Write out the full listing again, exactly as it stands.

> RECORD SET:
######
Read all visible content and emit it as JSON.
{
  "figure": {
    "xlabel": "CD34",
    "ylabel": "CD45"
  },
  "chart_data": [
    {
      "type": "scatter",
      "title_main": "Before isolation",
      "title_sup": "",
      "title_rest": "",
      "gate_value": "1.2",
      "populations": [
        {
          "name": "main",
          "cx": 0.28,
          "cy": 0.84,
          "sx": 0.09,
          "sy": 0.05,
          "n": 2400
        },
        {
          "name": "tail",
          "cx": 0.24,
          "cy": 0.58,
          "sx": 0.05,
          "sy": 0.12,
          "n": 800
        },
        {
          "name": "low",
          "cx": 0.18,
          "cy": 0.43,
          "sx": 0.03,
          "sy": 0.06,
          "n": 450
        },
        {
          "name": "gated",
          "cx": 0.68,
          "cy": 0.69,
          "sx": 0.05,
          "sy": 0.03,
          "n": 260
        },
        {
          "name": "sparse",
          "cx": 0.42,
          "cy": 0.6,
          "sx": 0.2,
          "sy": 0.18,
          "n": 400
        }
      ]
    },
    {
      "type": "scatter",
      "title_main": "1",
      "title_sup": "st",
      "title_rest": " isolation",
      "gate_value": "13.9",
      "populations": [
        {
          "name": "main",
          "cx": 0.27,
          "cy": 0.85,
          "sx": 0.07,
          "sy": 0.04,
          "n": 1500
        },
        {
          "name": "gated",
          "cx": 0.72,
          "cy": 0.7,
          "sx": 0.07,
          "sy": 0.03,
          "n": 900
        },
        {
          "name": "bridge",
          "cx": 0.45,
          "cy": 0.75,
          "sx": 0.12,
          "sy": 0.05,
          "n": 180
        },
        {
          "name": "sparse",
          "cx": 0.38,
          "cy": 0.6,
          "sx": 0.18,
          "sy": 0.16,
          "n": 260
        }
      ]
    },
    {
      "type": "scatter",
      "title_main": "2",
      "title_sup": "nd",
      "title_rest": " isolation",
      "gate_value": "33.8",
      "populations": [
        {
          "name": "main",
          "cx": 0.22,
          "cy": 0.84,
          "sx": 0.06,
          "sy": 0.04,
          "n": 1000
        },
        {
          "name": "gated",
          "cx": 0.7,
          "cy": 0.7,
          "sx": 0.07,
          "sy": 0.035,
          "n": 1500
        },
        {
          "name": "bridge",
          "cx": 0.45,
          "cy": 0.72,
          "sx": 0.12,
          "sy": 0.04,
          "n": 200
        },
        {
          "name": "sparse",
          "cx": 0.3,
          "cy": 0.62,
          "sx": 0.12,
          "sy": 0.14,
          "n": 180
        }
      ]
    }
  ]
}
######
> WRITTEN RESPONSE:
Read all visible content and emit it as JSON.
{
  "figure": {
    "xlabel": "CD34",
    "ylabel": "CD45"
  },
  "chart_data": [
    {
      "type": "scatter",
      "title_main": "Before isolation",
      "title_sup": "",
      "title_rest": "",
      "gate_value": "1.2",
      "populations": [
        {
          "name": "main",
          "cx": 0.28,
          "cy": 0.84,
          "sx": 0.09,
          "sy": 0.05,
          "n": 2400
        },
        {
          "name": "tail",
          "cx": 0.24,
          "cy": 0.58,
          "sx": 0.05,
          "sy": 0.12,
          "n": 800
        },
        {
          "name": "low",
          "cx": 0.18,
          "cy": 0.43,
          "sx": 0.03,
          "sy": 0.06,
          "n": 450
        },
        {
          "name": "gated",
          "cx": 0.68,
          "cy": 0.69,
          "sx": 0.05,
          "sy": 0.03,
          "n": 260
        },
        {
          "name": "sparse",
          "cx": 0.42,
          "cy": 0.6,
          "sx": 0.2,
          "sy": 0.18,
          "n": 400
        }
      ]
    },
    {
      "type": "scatter",
      "title_main": "1",
      "title_sup": "st",
      "title_rest": " isolation",
      "gate_value": "13.9",
      "populations": [
        {
          "name": "main",
          "cx": 0.27,
          "cy": 0.85,
          "sx": 0.07,
          "sy": 0.04,
          "n": 1500
        },
        {
          "name": "gated",
          "cx": 0.72,
          "cy": 0.7,
          "sx": 0.07,
          "sy": 0.03,
          "n": 900
        },
        {
          "name": "bridge",
          "cx": 0.45,
          "cy": 0.75,
          "sx": 0.12,
          "sy": 0.05,
          "n": 180
        },
        {
          "name": "sparse",
          "cx": 0.38,
          "cy": 0.6,
          "sx": 0.18,
          "sy": 0.16,
          "n": 260
        }
      ]
    },
    {
      "type": "scatter",
      "title_main": "2",
      "title_sup": "nd",
      "title_rest": " isolation",
      "gate_value": "33.8",
      "populations": [
        {
          "name": "main",
          "cx": 0.22,
          "cy": 0.84,
          "sx": 0.06,
          "sy": 0.04,
          "n": 1000
        },
        {
          "name": "gated",
          "cx": 0.7,
          "cy": 0.7,
          "sx": 0.07,
          "sy": 0.035,
          "n": 1500
        },
        {
          "name": "bridge",
          "cx": 0.45,
          "cy": 0.72,
          "sx": 0.12,
          "sy": 0.04,
          "n": 200
        },
        {
          "name": "sparse",
          "cx": 0.3,
          "cy": 0.62,
          "sx": 0.12,
          "sy": 0.14,
          "n": 180
        }
      ]
    }
  ]
}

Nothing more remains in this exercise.